Data tied to figure images:

-*-

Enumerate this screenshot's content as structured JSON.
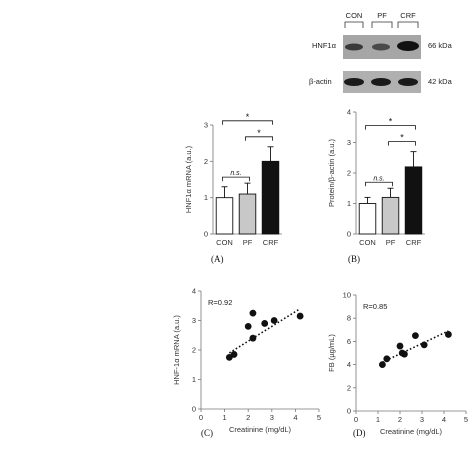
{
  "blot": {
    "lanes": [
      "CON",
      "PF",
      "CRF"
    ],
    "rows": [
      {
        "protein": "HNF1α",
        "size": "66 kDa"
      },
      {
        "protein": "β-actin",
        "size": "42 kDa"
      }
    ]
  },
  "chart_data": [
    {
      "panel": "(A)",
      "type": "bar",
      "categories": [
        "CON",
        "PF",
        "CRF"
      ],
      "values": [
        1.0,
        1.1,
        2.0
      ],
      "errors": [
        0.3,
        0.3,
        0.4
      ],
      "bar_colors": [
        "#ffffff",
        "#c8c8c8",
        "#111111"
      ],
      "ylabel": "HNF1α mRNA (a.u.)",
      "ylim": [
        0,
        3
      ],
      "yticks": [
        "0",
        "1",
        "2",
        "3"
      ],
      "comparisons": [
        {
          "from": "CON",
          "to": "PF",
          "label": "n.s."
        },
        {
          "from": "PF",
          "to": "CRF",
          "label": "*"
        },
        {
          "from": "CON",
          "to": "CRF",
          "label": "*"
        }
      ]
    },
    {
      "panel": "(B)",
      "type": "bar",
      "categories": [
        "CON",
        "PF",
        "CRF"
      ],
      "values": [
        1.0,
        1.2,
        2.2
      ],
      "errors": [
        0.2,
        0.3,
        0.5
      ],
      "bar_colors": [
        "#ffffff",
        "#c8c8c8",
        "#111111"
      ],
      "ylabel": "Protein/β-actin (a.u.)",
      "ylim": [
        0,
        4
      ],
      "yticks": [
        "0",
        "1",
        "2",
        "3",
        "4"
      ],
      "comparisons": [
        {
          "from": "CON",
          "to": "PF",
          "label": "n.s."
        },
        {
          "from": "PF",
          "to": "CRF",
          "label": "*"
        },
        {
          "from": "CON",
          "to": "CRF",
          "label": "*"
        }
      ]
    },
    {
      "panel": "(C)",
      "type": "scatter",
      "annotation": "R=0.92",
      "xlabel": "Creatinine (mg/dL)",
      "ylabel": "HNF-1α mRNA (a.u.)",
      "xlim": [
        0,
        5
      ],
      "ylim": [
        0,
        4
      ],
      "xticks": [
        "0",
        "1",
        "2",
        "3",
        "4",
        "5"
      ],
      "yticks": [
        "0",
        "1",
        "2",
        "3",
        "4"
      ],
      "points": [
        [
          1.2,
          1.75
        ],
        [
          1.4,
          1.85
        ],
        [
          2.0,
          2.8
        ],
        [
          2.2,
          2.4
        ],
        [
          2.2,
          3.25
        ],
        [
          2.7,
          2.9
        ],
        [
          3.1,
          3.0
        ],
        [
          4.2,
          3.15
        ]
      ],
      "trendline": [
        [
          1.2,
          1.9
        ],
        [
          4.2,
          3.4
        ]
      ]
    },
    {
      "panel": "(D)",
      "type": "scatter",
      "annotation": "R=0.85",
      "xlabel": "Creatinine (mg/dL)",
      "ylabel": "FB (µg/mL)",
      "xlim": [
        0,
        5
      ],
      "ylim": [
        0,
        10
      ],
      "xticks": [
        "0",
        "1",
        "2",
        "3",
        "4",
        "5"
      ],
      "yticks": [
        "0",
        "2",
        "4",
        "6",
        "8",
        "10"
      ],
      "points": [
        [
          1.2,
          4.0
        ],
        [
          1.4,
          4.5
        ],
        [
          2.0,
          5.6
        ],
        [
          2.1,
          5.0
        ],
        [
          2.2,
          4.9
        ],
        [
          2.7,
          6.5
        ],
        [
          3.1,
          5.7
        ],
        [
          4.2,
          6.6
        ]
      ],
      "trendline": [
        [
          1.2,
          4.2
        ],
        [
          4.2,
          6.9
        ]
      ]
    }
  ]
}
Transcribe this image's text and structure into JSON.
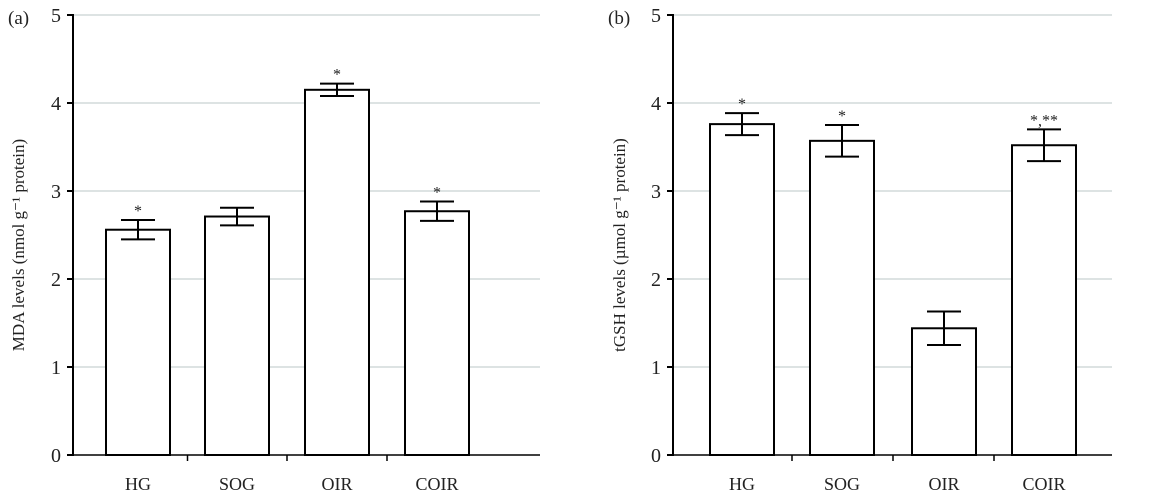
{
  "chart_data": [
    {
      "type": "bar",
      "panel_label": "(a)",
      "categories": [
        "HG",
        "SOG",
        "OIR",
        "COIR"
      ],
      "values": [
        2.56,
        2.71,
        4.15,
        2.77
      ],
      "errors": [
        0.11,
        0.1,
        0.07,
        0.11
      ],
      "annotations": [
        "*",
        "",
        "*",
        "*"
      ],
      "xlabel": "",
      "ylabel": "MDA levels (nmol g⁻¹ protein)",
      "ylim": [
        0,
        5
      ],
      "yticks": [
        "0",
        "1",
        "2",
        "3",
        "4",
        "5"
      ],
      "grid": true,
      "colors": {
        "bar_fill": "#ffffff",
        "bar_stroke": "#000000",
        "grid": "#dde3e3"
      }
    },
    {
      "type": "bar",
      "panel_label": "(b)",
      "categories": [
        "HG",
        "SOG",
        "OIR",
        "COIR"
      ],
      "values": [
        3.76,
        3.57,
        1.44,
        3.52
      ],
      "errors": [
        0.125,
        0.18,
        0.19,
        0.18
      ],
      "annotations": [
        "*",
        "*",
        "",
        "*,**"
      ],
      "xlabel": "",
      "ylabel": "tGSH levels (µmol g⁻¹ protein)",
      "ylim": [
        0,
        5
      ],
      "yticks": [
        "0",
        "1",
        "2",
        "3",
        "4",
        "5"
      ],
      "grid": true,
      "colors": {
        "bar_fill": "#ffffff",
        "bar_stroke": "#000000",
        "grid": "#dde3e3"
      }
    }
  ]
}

-*-

> **ASSIGNED TASK**:
From the first line to the last, write out the data exactly, dropping any pictures.

> **EXERCISE RESULT**:
Enumerate this screenshot's content as structured JSON.
{
  "blot": {
    "lanes": [
      "CON",
      "PF",
      "CRF"
    ],
    "rows": [
      {
        "protein": "HNF1α",
        "size": "66 kDa"
      },
      {
        "protein": "β-actin",
        "size": "42 kDa"
      }
    ]
  },
  "chart_data": [
    {
      "panel": "(A)",
      "type": "bar",
      "categories": [
        "CON",
        "PF",
        "CRF"
      ],
      "values": [
        1.0,
        1.1,
        2.0
      ],
      "errors": [
        0.3,
        0.3,
        0.4
      ],
      "bar_colors": [
        "#ffffff",
        "#c8c8c8",
        "#111111"
      ],
      "ylabel": "HNF1α mRNA (a.u.)",
      "ylim": [
        0,
        3
      ],
      "yticks": [
        "0",
        "1",
        "2",
        "3"
      ],
      "comparisons": [
        {
          "from": "CON",
          "to": "PF",
          "label": "n.s."
        },
        {
          "from": "PF",
          "to": "CRF",
          "label": "*"
        },
        {
          "from": "CON",
          "to": "CRF",
          "label": "*"
        }
      ]
    },
    {
      "panel": "(B)",
      "type": "bar",
      "categories": [
        "CON",
        "PF",
        "CRF"
      ],
      "values": [
        1.0,
        1.2,
        2.2
      ],
      "errors": [
        0.2,
        0.3,
        0.5
      ],
      "bar_colors": [
        "#ffffff",
        "#c8c8c8",
        "#111111"
      ],
      "ylabel": "Protein/β-actin (a.u.)",
      "ylim": [
        0,
        4
      ],
      "yticks": [
        "0",
        "1",
        "2",
        "3",
        "4"
      ],
      "comparisons": [
        {
          "from": "CON",
          "to": "PF",
          "label": "n.s."
        },
        {
          "from": "PF",
          "to": "CRF",
          "label": "*"
        },
        {
          "from": "CON",
          "to": "CRF",
          "label": "*"
        }
      ]
    },
    {
      "panel": "(C)",
      "type": "scatter",
      "annotation": "R=0.92",
      "xlabel": "Creatinine (mg/dL)",
      "ylabel": "HNF-1α mRNA (a.u.)",
      "xlim": [
        0,
        5
      ],
      "ylim": [
        0,
        4
      ],
      "xticks": [
        "0",
        "1",
        "2",
        "3",
        "4",
        "5"
      ],
      "yticks": [
        "0",
        "1",
        "2",
        "3",
        "4"
      ],
      "points": [
        [
          1.2,
          1.75
        ],
        [
          1.4,
          1.85
        ],
        [
          2.0,
          2.8
        ],
        [
          2.2,
          2.4
        ],
        [
          2.2,
          3.25
        ],
        [
          2.7,
          2.9
        ],
        [
          3.1,
          3.0
        ],
        [
          4.2,
          3.15
        ]
      ],
      "trendline": [
        [
          1.2,
          1.9
        ],
        [
          4.2,
          3.4
        ]
      ]
    },
    {
      "panel": "(D)",
      "type": "scatter",
      "annotation": "R=0.85",
      "xlabel": "Creatinine (mg/dL)",
      "ylabel": "FB (µg/mL)",
      "xlim": [
        0,
        5
      ],
      "ylim": [
        0,
        10
      ],
      "xticks": [
        "0",
        "1",
        "2",
        "3",
        "4",
        "5"
      ],
      "yticks": [
        "0",
        "2",
        "4",
        "6",
        "8",
        "10"
      ],
      "points": [
        [
          1.2,
          4.0
        ],
        [
          1.4,
          4.5
        ],
        [
          2.0,
          5.6
        ],
        [
          2.1,
          5.0
        ],
        [
          2.2,
          4.9
        ],
        [
          2.7,
          6.5
        ],
        [
          3.1,
          5.7
        ],
        [
          4.2,
          6.6
        ]
      ],
      "trendline": [
        [
          1.2,
          4.2
        ],
        [
          4.2,
          6.9
        ]
      ]
    }
  ]
}
Transcribe this image's text and structure into JSON.
{
  "chart_data": [
    {
      "type": "bar",
      "panel_label": "(a)",
      "categories": [
        "HG",
        "SOG",
        "OIR",
        "COIR"
      ],
      "values": [
        2.56,
        2.71,
        4.15,
        2.77
      ],
      "errors": [
        0.11,
        0.1,
        0.07,
        0.11
      ],
      "annotations": [
        "*",
        "",
        "*",
        "*"
      ],
      "xlabel": "",
      "ylabel": "MDA levels (nmol g⁻¹ protein)",
      "ylim": [
        0,
        5
      ],
      "yticks": [
        "0",
        "1",
        "2",
        "3",
        "4",
        "5"
      ],
      "grid": true,
      "colors": {
        "bar_fill": "#ffffff",
        "bar_stroke": "#000000",
        "grid": "#dde3e3"
      }
    },
    {
      "type": "bar",
      "panel_label": "(b)",
      "categories": [
        "HG",
        "SOG",
        "OIR",
        "COIR"
      ],
      "values": [
        3.76,
        3.57,
        1.44,
        3.52
      ],
      "errors": [
        0.125,
        0.18,
        0.19,
        0.18
      ],
      "annotations": [
        "*",
        "*",
        "",
        "*,**"
      ],
      "xlabel": "",
      "ylabel": "tGSH levels (µmol g⁻¹ protein)",
      "ylim": [
        0,
        5
      ],
      "yticks": [
        "0",
        "1",
        "2",
        "3",
        "4",
        "5"
      ],
      "grid": true,
      "colors": {
        "bar_fill": "#ffffff",
        "bar_stroke": "#000000",
        "grid": "#dde3e3"
      }
    }
  ]
}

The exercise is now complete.